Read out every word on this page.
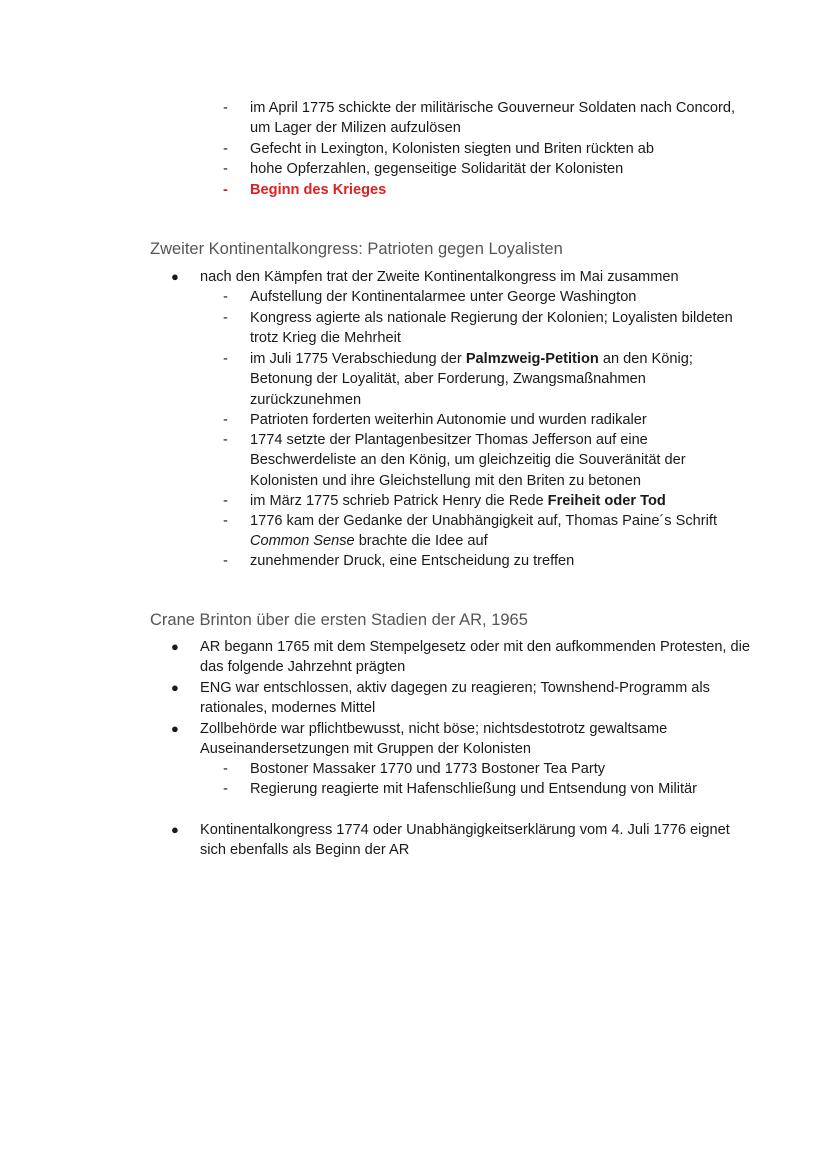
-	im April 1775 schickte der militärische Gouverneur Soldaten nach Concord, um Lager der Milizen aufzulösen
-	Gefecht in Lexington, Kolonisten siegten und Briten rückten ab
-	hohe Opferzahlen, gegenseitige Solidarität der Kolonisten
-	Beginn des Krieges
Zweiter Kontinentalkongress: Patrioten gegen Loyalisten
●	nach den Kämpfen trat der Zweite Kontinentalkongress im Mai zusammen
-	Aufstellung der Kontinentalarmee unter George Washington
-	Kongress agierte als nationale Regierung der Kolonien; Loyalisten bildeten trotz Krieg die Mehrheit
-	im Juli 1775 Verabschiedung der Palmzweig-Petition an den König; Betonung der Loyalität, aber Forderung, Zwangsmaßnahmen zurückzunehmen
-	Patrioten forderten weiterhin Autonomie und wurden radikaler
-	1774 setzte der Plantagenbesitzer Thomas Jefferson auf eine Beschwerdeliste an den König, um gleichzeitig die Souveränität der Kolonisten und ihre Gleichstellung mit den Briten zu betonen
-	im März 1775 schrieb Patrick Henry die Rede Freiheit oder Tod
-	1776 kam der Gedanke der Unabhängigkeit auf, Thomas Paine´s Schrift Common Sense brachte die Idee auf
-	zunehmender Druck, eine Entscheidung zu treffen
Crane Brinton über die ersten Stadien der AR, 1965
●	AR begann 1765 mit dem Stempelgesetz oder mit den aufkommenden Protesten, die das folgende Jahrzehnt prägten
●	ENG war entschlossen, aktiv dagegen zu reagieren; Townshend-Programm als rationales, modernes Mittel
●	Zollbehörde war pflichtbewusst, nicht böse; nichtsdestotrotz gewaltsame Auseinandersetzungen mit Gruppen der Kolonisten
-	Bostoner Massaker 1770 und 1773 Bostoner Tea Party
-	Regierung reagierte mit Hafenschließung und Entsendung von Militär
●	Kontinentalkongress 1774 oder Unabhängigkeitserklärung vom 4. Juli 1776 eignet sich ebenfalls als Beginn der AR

──────────

_Aim of the task_: Retype each record exactly as it stands, but do not include the pictures.

_Exercise output_:
Read out every word on this page.
-	im April 1775 schickte der militärische Gouverneur Soldaten nach Concord, um Lager der Milizen aufzulösen
-	Gefecht in Lexington, Kolonisten siegten und Briten rückten ab
-	hohe Opferzahlen, gegenseitige Solidarität der Kolonisten
-	Beginn des Krieges
Zweiter Kontinentalkongress: Patrioten gegen Loyalisten
●	nach den Kämpfen trat der Zweite Kontinentalkongress im Mai zusammen
-	Aufstellung der Kontinentalarmee unter George Washington
-	Kongress agierte als nationale Regierung der Kolonien; Loyalisten bildeten trotz Krieg die Mehrheit
-	im Juli 1775 Verabschiedung der Palmzweig-Petition an den König; Betonung der Loyalität, aber Forderung, Zwangsmaßnahmen zurückzunehmen
-	Patrioten forderten weiterhin Autonomie und wurden radikaler
-	1774 setzte der Plantagenbesitzer Thomas Jefferson auf eine Beschwerdeliste an den König, um gleichzeitig die Souveränität der Kolonisten und ihre Gleichstellung mit den Briten zu betonen
-	im März 1775 schrieb Patrick Henry die Rede Freiheit oder Tod
-	1776 kam der Gedanke der Unabhängigkeit auf, Thomas Paine´s Schrift Common Sense brachte die Idee auf
-	zunehmender Druck, eine Entscheidung zu treffen
Crane Brinton über die ersten Stadien der AR, 1965
●	AR begann 1765 mit dem Stempelgesetz oder mit den aufkommenden Protesten, die das folgende Jahrzehnt prägten
●	ENG war entschlossen, aktiv dagegen zu reagieren; Townshend-Programm als rationales, modernes Mittel
●	Zollbehörde war pflichtbewusst, nicht böse; nichtsdestotrotz gewaltsame Auseinandersetzungen mit Gruppen der Kolonisten
-	Bostoner Massaker 1770 und 1773 Bostoner Tea Party
-	Regierung reagierte mit Hafenschließung und Entsendung von Militär
●	Kontinentalkongress 1774 oder Unabhängigkeitserklärung vom 4. Juli 1776 eignet sich ebenfalls als Beginn der AR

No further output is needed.